## Work to be completed
Write out all entries word for word.

## Data supplied
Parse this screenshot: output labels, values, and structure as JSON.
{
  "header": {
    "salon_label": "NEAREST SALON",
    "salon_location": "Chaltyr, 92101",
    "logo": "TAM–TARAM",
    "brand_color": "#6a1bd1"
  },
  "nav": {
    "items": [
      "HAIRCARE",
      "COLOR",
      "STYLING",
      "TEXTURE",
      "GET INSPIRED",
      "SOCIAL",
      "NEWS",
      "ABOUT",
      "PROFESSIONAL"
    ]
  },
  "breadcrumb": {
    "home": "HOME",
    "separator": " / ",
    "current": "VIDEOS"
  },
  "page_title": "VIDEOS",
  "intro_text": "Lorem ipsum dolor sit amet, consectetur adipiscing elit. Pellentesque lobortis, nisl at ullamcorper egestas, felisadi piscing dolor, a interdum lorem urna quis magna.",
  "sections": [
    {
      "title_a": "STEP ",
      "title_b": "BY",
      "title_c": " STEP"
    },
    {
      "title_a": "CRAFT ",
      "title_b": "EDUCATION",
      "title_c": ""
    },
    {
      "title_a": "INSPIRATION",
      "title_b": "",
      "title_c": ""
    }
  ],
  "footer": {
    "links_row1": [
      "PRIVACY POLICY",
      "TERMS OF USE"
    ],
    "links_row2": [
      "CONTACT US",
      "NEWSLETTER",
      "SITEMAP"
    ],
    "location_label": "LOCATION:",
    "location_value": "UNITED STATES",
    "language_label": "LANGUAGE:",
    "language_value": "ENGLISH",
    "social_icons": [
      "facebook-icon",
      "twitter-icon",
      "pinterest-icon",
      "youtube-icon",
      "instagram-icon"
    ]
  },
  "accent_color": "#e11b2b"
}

## Output for this task
Parse this screenshot: output labels, values, and structure as JSON.
{
  "header": {
    "salon_label": "NEAREST SALON",
    "salon_location": "Chaltyr, 92101",
    "logo": "TAM–TARAM",
    "brand_color": "#6a1bd1"
  },
  "nav": {
    "items": [
      "HAIRCARE",
      "COLOR",
      "STYLING",
      "TEXTURE",
      "GET INSPIRED",
      "SOCIAL",
      "NEWS",
      "ABOUT",
      "PROFESSIONAL"
    ]
  },
  "breadcrumb": {
    "home": "HOME",
    "separator": " / ",
    "current": "VIDEOS"
  },
  "page_title": "VIDEOS",
  "intro_text": "Lorem ipsum dolor sit amet, consectetur adipiscing elit. Pellentesque lobortis, nisl at ullamcorper egestas, felisadi piscing dolor, a interdum lorem urna quis magna.",
  "sections": [
    {
      "title_a": "STEP ",
      "title_b": "BY",
      "title_c": " STEP"
    },
    {
      "title_a": "CRAFT ",
      "title_b": "EDUCATION",
      "title_c": ""
    },
    {
      "title_a": "INSPIRATION",
      "title_b": "",
      "title_c": ""
    }
  ],
  "footer": {
    "links_row1": [
      "PRIVACY POLICY",
      "TERMS OF USE"
    ],
    "links_row2": [
      "CONTACT US",
      "NEWSLETTER",
      "SITEMAP"
    ],
    "location_label": "LOCATION:",
    "location_value": "UNITED STATES",
    "language_label": "LANGUAGE:",
    "language_value": "ENGLISH",
    "social_icons": [
      "facebook-icon",
      "twitter-icon",
      "pinterest-icon",
      "youtube-icon",
      "instagram-icon"
    ]
  },
  "accent_color": "#e11b2b"
}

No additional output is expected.